WHAT THE TASK ASKS
Identify and reproduce every line holding the string "Andel".
- - -
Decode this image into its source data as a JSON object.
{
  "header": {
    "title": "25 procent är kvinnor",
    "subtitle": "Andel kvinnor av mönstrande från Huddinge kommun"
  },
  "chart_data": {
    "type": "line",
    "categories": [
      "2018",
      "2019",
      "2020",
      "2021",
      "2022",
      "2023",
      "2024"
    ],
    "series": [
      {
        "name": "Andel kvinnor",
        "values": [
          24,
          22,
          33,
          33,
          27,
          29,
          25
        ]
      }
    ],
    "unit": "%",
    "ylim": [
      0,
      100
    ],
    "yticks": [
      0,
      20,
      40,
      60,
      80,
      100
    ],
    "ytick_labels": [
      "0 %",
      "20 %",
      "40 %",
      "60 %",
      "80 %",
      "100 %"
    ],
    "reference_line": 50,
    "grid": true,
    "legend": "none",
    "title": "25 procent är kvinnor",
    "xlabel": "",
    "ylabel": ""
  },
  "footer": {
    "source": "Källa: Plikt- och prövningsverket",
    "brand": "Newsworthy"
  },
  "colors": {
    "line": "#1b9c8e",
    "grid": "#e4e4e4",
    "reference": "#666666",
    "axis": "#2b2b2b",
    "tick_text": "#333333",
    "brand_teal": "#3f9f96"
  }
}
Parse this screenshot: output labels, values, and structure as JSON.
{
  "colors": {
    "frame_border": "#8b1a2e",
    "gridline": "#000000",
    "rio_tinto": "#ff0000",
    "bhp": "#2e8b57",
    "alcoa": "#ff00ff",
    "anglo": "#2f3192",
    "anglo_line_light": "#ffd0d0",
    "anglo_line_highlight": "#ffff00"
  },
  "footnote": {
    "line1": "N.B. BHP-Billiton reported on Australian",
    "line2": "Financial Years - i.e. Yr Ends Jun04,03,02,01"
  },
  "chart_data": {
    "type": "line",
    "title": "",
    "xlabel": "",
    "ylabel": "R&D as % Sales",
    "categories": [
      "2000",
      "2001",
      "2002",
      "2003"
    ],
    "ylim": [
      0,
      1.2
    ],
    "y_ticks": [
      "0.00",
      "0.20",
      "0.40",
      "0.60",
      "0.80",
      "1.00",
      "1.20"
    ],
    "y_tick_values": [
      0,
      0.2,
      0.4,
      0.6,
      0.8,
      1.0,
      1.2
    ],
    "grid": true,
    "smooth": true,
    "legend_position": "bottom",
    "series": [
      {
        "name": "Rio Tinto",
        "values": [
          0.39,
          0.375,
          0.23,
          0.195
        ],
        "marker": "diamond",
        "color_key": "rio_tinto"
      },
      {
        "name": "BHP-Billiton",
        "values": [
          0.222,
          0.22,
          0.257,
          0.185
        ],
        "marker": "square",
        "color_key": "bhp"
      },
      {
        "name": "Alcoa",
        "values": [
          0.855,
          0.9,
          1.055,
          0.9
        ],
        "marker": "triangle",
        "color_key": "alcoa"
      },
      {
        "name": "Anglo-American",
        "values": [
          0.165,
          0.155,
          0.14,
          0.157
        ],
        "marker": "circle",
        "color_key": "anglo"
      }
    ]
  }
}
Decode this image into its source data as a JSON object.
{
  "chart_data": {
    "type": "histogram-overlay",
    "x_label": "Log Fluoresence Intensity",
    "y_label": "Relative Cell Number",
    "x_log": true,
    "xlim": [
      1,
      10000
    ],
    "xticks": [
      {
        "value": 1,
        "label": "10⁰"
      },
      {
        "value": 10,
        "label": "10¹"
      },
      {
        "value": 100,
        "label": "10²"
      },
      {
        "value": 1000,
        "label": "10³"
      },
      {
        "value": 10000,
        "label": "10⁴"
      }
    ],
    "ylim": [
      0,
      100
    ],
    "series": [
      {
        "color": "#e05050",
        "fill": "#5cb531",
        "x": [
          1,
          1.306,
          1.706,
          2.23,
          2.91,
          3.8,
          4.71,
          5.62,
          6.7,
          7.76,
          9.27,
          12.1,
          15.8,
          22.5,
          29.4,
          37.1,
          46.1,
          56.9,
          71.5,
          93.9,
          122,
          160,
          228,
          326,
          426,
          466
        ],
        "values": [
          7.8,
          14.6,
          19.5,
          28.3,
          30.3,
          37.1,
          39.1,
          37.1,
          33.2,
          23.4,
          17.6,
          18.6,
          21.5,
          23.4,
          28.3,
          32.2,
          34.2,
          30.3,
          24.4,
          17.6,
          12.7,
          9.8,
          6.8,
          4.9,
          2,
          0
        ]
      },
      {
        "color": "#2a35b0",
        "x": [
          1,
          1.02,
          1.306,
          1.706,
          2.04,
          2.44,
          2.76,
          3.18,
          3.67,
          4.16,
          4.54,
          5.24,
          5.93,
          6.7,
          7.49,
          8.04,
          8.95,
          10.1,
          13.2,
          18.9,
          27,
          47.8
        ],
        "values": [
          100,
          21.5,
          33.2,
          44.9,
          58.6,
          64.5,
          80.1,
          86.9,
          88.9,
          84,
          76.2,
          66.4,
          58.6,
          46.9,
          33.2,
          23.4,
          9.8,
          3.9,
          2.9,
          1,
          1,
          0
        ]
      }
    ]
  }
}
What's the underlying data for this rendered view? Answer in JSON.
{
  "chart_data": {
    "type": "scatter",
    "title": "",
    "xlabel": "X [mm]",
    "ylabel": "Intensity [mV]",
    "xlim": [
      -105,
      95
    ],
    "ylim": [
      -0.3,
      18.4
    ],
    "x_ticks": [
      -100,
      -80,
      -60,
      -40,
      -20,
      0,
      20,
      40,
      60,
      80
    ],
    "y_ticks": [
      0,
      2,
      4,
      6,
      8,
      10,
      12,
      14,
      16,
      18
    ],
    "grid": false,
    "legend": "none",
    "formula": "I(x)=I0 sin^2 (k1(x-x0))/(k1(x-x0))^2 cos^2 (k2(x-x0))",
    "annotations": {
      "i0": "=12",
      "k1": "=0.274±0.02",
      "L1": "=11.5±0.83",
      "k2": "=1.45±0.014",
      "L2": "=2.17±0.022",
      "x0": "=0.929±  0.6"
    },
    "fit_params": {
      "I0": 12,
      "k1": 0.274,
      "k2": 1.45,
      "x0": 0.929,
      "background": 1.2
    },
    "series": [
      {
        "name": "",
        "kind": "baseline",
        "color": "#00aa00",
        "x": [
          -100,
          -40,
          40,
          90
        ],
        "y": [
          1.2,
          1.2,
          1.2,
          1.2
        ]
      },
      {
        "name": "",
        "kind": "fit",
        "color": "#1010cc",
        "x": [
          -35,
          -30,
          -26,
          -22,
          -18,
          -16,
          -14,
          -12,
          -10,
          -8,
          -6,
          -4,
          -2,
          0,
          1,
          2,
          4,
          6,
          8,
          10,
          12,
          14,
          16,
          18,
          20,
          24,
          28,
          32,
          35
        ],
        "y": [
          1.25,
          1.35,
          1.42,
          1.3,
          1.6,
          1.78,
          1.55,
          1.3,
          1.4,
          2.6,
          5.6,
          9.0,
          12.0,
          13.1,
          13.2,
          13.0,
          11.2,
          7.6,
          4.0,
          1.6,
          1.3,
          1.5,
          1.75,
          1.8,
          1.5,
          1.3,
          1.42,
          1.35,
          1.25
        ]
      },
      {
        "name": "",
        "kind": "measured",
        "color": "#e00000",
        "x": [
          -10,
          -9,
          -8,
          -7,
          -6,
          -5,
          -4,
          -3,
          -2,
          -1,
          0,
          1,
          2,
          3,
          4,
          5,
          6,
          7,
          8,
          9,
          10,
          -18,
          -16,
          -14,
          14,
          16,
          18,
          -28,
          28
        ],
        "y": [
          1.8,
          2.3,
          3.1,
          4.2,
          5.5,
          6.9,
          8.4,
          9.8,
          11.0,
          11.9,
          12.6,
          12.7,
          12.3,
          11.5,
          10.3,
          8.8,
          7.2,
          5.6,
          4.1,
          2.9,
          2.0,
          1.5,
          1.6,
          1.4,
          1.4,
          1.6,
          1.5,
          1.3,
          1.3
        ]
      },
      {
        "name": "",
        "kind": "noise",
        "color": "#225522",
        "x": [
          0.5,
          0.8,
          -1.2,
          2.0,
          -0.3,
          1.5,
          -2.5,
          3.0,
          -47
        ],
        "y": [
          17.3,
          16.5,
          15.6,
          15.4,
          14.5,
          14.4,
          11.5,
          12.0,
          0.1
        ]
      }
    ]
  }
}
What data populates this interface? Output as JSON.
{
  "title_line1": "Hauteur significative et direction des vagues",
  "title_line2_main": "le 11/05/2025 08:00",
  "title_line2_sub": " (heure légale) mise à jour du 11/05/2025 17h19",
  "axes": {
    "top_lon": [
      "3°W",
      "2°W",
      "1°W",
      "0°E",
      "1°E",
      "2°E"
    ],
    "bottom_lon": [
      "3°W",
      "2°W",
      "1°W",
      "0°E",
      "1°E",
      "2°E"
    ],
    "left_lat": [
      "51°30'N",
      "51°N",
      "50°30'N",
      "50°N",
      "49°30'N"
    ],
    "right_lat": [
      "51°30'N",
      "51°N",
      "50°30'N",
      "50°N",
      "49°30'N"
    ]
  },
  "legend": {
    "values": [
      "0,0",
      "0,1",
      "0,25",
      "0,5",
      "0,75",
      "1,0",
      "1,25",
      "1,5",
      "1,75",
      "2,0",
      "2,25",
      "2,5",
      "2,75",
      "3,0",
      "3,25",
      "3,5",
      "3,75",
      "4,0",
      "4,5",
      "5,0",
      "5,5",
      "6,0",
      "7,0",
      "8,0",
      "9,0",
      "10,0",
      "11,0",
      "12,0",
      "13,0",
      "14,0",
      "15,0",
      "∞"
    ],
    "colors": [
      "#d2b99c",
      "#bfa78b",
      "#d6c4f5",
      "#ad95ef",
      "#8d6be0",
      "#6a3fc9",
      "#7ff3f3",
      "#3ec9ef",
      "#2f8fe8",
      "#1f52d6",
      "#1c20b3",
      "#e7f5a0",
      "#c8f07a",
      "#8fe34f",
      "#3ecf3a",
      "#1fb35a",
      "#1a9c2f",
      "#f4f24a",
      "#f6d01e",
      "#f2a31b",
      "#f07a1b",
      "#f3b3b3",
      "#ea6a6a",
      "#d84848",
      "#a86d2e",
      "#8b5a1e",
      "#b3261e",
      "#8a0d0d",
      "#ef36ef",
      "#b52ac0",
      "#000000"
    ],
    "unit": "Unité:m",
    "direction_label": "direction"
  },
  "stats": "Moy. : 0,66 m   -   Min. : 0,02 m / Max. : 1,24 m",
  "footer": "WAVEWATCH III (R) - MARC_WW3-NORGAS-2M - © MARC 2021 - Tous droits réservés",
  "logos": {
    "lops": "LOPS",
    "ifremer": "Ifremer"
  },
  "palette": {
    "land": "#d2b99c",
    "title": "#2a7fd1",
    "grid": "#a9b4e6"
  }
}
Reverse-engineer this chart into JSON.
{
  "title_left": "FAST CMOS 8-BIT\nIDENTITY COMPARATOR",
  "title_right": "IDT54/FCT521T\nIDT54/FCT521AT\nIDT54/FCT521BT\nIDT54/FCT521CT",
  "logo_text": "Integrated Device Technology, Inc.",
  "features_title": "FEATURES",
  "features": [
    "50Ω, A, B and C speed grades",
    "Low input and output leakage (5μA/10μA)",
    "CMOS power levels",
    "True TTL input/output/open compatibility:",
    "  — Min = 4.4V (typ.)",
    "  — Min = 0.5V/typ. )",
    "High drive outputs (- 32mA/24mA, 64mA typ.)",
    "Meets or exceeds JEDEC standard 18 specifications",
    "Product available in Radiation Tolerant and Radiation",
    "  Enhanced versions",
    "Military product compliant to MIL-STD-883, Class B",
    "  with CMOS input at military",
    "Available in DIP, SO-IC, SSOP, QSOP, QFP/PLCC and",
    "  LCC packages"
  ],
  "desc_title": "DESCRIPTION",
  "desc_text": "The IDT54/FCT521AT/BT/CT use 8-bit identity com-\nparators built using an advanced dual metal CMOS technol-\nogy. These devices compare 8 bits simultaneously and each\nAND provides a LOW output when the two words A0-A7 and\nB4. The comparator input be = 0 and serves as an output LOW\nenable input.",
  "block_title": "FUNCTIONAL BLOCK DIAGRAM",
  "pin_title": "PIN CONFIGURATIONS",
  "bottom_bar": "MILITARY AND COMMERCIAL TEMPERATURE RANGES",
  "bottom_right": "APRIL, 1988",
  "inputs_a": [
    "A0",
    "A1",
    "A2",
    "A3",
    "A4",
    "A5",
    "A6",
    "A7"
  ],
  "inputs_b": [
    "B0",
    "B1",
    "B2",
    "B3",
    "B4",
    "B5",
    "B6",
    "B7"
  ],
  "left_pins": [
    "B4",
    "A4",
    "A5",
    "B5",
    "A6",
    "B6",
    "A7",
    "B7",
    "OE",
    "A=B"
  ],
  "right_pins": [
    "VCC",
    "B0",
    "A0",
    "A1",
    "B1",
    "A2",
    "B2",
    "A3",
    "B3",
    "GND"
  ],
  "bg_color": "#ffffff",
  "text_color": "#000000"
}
- - -
COMPLETE OUTPUT
    "subtitle": "Andel kvinnor av mönstrande från Huddinge kommun"
        "name": "Andel kvinnor",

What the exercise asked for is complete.